Stored records:
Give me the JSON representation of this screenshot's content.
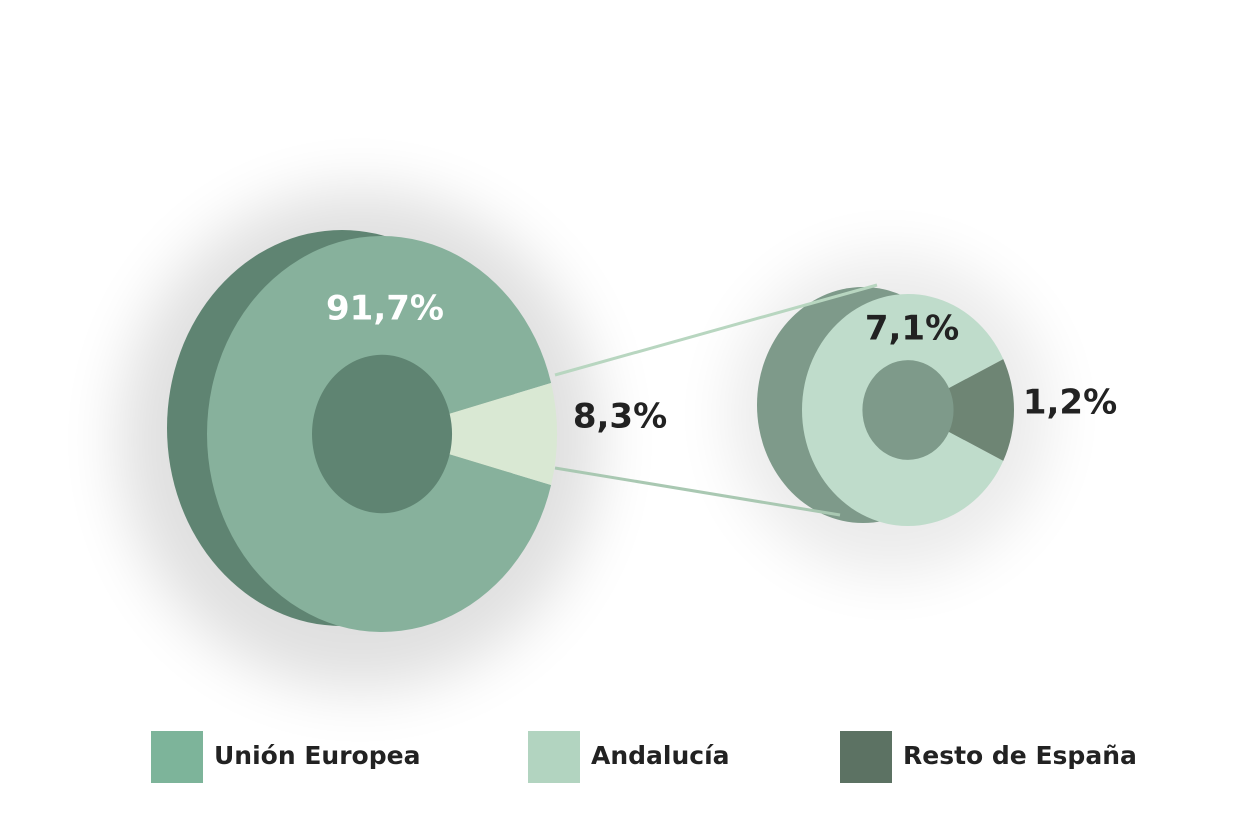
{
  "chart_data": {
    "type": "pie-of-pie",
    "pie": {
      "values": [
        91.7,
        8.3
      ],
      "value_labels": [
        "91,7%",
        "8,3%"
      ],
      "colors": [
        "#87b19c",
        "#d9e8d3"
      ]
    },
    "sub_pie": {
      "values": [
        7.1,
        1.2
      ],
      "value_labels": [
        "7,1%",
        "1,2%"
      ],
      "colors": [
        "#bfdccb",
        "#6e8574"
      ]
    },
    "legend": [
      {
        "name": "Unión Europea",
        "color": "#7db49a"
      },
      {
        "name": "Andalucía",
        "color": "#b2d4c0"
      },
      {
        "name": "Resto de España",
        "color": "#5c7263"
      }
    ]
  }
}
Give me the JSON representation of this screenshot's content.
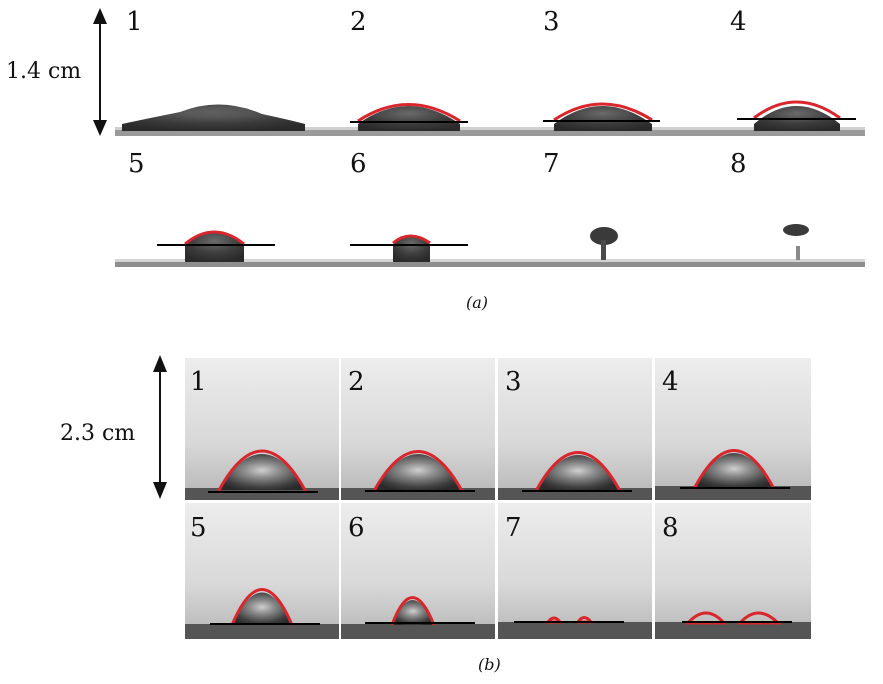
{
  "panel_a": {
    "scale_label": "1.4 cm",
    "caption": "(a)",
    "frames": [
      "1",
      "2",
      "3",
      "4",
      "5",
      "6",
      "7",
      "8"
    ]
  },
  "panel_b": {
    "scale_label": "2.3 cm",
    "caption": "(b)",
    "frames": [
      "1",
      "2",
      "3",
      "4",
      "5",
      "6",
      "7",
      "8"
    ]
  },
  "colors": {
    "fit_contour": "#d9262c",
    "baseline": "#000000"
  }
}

◆ **JOB**: From the entries, report each line that includes the word "name".

◆ **FULL OUTPUT**:
        "name": "Unión Europea",
        "name": "Andalucía",
        "name": "Resto de España",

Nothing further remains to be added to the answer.